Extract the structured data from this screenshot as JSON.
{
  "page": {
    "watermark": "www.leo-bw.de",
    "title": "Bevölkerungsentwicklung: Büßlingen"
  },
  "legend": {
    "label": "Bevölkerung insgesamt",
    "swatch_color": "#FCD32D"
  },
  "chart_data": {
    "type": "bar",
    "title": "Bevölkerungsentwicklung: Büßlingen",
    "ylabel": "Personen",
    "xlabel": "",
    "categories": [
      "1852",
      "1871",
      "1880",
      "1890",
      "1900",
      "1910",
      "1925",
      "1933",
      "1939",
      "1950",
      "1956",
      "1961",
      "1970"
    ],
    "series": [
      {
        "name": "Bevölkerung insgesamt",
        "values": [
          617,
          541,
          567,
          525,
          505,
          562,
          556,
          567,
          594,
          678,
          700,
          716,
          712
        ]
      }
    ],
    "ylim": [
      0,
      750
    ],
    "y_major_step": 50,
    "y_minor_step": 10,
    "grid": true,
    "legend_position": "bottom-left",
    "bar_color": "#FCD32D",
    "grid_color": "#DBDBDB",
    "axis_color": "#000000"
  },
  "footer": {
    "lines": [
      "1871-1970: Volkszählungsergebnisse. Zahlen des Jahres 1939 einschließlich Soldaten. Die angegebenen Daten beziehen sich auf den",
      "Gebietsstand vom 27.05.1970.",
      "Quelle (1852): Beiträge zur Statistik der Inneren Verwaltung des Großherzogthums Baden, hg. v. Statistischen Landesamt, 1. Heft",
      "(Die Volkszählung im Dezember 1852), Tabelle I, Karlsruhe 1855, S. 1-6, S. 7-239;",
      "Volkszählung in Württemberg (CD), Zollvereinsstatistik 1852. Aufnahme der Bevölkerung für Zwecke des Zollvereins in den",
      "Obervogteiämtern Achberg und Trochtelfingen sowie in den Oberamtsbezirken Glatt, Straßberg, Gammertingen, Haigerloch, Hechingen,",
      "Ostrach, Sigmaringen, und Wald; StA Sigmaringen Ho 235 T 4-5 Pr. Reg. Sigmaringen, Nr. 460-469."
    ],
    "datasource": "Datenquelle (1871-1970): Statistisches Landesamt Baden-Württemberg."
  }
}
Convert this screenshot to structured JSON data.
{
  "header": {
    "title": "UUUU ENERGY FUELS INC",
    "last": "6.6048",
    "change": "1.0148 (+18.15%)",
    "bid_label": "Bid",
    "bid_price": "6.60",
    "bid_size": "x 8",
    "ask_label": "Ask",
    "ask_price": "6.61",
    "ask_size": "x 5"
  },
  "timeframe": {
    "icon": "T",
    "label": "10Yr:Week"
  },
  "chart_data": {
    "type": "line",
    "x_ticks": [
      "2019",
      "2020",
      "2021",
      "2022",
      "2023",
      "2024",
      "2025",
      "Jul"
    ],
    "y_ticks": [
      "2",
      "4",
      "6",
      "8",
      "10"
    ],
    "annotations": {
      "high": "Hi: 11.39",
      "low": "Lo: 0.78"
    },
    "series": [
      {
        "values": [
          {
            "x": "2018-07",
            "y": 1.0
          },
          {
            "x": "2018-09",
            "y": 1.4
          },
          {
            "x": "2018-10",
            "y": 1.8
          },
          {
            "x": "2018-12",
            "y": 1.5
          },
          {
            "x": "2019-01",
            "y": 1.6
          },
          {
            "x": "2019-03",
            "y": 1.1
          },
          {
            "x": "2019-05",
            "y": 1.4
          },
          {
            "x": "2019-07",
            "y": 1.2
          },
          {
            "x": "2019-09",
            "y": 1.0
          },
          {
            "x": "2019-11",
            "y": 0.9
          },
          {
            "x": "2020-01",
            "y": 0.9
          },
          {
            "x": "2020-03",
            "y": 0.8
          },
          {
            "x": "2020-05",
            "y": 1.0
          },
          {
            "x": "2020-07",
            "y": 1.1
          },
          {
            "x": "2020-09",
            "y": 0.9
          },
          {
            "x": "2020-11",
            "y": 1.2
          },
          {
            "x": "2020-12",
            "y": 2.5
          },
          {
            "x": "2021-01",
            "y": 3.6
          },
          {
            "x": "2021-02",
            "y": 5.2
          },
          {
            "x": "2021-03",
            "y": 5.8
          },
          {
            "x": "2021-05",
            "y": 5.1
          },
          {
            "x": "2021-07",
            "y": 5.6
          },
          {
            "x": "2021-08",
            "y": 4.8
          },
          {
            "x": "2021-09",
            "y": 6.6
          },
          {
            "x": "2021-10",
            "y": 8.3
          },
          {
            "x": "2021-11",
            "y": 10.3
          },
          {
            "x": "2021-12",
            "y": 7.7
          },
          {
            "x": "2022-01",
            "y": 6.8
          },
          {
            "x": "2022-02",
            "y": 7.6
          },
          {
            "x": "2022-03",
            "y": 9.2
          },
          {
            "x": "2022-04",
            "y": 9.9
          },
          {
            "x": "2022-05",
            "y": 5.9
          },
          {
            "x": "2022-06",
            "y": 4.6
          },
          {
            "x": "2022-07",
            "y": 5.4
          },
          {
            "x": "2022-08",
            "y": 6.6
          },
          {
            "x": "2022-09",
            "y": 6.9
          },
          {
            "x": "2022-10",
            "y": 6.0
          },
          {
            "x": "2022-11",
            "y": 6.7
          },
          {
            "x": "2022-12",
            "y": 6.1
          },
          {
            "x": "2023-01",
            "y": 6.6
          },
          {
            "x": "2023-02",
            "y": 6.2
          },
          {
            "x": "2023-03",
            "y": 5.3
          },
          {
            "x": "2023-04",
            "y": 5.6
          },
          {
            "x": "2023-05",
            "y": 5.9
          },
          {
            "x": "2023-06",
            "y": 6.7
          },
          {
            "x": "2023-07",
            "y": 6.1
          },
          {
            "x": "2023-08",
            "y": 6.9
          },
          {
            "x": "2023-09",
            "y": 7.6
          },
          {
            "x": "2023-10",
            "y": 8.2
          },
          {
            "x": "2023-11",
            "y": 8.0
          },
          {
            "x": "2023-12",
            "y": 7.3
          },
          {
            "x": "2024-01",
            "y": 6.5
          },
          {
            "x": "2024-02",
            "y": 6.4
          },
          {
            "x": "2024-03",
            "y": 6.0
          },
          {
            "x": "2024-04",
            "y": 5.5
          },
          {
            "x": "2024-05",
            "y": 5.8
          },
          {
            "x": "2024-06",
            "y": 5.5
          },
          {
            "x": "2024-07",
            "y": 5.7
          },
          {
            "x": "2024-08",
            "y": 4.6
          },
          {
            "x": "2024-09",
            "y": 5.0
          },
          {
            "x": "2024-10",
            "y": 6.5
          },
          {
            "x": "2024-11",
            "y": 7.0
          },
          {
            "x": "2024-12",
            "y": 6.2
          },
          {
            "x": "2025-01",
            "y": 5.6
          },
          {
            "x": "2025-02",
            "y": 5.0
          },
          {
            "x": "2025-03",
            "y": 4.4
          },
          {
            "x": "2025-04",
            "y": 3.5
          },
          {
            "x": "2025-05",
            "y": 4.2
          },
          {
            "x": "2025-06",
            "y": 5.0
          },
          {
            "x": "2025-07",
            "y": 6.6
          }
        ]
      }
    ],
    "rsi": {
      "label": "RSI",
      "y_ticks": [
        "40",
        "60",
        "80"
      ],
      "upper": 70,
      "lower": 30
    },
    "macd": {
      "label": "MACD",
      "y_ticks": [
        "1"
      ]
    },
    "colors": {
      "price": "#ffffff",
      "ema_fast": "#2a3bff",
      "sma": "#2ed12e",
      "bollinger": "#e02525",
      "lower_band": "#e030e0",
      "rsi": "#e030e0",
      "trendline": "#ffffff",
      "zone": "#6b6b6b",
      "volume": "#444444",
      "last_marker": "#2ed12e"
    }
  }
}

::::

▶ [Task]
Scan the material above. Return every line containing the string "title".

▶ [Final result]
    "title": "Bevölkerungsentwicklung: Büßlingen"
    "title": "Bevölkerungsentwicklung: Büßlingen",
    "title": "UUUU ENERGY FUELS INC",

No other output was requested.